● WHAT YOU WILL DO:
Extract each line containing the string "from".

● DATASET ROWS:
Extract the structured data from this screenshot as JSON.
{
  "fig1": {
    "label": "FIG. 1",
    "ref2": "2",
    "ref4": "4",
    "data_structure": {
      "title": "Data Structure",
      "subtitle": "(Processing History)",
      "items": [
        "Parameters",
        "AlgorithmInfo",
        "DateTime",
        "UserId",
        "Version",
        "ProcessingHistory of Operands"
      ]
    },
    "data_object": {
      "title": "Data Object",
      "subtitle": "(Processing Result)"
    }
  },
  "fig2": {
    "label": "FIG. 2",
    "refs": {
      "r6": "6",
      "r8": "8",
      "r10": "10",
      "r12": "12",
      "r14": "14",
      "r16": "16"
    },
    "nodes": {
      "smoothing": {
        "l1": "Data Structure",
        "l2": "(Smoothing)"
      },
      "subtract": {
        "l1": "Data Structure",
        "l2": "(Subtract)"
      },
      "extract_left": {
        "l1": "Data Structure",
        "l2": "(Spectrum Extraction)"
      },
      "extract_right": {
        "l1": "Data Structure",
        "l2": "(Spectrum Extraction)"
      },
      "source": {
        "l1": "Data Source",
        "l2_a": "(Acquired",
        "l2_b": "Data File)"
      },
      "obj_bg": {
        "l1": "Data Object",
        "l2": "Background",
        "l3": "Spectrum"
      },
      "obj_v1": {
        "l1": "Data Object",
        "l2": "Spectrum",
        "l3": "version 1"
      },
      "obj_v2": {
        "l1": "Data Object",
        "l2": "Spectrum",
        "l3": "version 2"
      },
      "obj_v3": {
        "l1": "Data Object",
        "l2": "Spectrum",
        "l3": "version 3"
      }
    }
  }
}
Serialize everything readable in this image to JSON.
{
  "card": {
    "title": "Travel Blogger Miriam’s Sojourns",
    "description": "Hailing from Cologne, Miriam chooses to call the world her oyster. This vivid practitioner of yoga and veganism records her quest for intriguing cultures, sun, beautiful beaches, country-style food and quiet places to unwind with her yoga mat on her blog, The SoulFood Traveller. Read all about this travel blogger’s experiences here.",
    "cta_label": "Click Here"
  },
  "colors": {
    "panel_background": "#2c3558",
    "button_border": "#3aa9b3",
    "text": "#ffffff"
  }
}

● TASK OUTPUT:
Extract the structured data from this screenshot as JSON.
    "description": "Hailing from Cologne, Miriam chooses to call the world her oyster. This vivid practitioner of yoga and veganism records her quest for intriguing cultures, sun, beautiful beaches, country-style food and quiet places to unwind with her yoga mat on her blog, The SoulFood Traveller. Read all about this travel blogger’s experiences here.",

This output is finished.